--- start of MATERIAL TO PROCESS ---

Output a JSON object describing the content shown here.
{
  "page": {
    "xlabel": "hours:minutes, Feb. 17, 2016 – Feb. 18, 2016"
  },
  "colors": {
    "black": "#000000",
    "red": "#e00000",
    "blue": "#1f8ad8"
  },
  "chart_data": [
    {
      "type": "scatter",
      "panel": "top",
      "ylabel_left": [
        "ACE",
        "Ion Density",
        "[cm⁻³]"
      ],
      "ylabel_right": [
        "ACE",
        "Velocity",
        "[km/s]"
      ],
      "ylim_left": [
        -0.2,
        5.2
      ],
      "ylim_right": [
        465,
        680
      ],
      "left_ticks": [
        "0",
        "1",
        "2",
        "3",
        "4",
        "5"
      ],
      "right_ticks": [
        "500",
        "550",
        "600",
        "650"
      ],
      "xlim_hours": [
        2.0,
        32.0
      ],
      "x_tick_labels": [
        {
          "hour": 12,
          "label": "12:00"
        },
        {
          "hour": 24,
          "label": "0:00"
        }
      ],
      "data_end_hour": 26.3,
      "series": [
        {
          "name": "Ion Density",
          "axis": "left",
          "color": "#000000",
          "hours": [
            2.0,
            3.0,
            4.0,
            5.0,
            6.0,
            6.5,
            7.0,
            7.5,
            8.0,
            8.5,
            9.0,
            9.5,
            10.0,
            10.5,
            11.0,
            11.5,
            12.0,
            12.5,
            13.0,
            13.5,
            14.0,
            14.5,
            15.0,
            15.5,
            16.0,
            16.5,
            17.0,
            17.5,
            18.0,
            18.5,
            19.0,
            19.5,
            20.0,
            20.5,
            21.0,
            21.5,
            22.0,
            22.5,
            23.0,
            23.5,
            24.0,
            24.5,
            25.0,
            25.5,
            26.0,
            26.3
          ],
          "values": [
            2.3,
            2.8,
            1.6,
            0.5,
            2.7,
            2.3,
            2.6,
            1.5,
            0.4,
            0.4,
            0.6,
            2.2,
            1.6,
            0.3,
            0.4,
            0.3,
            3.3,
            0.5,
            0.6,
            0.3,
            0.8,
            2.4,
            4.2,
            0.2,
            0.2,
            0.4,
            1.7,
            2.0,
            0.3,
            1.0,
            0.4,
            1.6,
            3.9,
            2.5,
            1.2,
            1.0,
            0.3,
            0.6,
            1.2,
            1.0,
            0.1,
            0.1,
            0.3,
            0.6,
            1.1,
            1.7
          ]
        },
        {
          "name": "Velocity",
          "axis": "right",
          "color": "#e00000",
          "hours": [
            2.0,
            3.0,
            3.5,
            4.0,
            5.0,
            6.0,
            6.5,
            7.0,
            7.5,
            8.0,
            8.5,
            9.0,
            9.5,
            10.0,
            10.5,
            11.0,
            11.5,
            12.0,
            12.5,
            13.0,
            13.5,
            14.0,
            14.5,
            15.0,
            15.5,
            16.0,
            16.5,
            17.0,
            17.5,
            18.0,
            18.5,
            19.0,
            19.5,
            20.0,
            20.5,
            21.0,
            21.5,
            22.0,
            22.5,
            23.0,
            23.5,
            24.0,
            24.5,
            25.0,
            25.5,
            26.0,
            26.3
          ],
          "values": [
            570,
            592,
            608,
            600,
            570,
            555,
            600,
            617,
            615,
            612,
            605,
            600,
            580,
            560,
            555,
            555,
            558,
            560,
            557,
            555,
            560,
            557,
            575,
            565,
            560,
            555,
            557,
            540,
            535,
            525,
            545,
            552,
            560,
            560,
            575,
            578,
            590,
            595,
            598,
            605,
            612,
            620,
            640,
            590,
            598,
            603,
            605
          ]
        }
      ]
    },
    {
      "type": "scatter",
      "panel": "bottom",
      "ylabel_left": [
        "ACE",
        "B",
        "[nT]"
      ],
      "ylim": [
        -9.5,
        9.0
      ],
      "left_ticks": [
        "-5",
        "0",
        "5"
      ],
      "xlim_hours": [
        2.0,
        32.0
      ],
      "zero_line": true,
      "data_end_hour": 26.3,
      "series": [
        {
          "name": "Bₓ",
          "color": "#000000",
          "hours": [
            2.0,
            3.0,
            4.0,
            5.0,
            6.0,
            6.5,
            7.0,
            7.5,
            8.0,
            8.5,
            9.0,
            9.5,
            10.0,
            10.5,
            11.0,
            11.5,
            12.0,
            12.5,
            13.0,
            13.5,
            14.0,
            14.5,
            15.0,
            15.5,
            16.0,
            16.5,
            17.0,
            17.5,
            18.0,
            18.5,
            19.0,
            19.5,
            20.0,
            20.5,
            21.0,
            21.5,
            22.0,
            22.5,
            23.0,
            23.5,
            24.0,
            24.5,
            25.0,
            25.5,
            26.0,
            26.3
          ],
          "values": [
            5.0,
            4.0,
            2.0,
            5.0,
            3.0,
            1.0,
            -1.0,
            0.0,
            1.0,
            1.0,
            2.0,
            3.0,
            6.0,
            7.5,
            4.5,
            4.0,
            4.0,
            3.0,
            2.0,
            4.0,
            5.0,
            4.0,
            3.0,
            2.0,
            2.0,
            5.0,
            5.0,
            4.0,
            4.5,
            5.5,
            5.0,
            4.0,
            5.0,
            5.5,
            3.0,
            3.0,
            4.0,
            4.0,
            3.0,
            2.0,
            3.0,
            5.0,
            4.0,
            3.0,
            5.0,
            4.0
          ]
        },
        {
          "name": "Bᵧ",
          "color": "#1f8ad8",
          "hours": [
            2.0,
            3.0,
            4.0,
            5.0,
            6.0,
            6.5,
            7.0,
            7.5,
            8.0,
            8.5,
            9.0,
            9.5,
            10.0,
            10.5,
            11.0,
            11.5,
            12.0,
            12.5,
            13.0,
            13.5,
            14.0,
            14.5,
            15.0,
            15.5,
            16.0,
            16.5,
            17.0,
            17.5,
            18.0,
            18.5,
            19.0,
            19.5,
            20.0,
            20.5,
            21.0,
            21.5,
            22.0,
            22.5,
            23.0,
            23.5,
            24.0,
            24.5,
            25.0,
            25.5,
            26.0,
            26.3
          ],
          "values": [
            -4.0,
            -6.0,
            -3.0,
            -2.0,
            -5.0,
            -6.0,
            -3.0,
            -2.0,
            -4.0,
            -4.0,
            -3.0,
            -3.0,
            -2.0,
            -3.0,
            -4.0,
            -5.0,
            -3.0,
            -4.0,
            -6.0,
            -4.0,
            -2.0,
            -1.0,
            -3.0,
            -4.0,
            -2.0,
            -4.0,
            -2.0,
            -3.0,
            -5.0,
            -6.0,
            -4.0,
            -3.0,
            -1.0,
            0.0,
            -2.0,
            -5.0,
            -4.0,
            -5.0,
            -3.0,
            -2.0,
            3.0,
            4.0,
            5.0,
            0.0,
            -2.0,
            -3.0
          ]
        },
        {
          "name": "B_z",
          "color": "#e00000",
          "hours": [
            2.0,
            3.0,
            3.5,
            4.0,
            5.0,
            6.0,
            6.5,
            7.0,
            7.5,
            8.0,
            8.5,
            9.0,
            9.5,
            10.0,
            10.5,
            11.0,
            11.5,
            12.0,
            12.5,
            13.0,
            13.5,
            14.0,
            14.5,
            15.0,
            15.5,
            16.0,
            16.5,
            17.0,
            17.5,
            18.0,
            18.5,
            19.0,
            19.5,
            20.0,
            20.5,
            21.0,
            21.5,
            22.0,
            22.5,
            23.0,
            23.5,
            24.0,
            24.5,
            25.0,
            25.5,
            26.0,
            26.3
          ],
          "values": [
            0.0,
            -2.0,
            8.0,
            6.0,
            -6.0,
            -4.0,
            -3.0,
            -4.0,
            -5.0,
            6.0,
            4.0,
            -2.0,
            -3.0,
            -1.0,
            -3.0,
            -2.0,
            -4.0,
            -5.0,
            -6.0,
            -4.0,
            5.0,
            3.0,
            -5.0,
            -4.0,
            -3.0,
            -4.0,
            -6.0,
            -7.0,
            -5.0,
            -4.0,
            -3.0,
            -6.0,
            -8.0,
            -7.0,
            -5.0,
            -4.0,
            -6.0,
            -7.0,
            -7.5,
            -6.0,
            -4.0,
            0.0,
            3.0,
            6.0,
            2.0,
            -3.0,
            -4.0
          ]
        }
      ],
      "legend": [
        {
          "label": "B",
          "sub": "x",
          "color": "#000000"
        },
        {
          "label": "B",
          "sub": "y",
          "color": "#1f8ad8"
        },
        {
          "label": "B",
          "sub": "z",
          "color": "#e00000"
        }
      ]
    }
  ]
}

--- end of MATERIAL TO PROCESS ---

### WORK TO COMPLETE
Using the entries above, tally how many lines have the word "name" in them; write the number and nothing more.

### RESPONSE TO THIS TASK
5